Tell how many lines in these records contain the string "Programming", with only the number as the reply.
● ● ● ● ●
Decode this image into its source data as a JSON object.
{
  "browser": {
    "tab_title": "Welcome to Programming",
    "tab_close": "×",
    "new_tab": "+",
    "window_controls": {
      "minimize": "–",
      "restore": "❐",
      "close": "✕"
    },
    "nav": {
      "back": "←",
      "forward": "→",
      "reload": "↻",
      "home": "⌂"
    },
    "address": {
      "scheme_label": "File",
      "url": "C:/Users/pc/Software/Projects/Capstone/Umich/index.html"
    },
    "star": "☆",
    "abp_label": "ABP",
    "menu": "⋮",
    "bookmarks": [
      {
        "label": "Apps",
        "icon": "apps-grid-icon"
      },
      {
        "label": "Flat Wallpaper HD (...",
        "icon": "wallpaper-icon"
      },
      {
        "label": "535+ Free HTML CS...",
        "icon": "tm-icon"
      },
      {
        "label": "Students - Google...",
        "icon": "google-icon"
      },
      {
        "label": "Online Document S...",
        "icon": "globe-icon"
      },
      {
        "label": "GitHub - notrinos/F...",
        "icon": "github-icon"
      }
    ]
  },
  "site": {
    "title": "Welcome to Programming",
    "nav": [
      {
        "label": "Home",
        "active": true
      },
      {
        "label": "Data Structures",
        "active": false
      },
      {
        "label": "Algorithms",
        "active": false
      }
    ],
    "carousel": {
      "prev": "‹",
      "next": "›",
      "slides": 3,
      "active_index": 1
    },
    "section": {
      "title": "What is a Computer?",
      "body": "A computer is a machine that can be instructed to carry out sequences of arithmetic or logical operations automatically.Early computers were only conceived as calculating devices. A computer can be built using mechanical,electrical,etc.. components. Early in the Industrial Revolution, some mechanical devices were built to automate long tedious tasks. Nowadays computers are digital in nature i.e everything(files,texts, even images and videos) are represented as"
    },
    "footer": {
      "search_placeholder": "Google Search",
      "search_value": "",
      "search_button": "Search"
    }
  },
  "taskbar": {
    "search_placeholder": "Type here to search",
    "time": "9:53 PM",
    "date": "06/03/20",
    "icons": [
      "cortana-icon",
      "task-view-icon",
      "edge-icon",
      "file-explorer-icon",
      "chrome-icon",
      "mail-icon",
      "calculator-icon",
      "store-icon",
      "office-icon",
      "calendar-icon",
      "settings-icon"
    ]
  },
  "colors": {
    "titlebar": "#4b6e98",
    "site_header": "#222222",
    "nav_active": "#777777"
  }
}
● ● ● ● ●
> Written reply: 2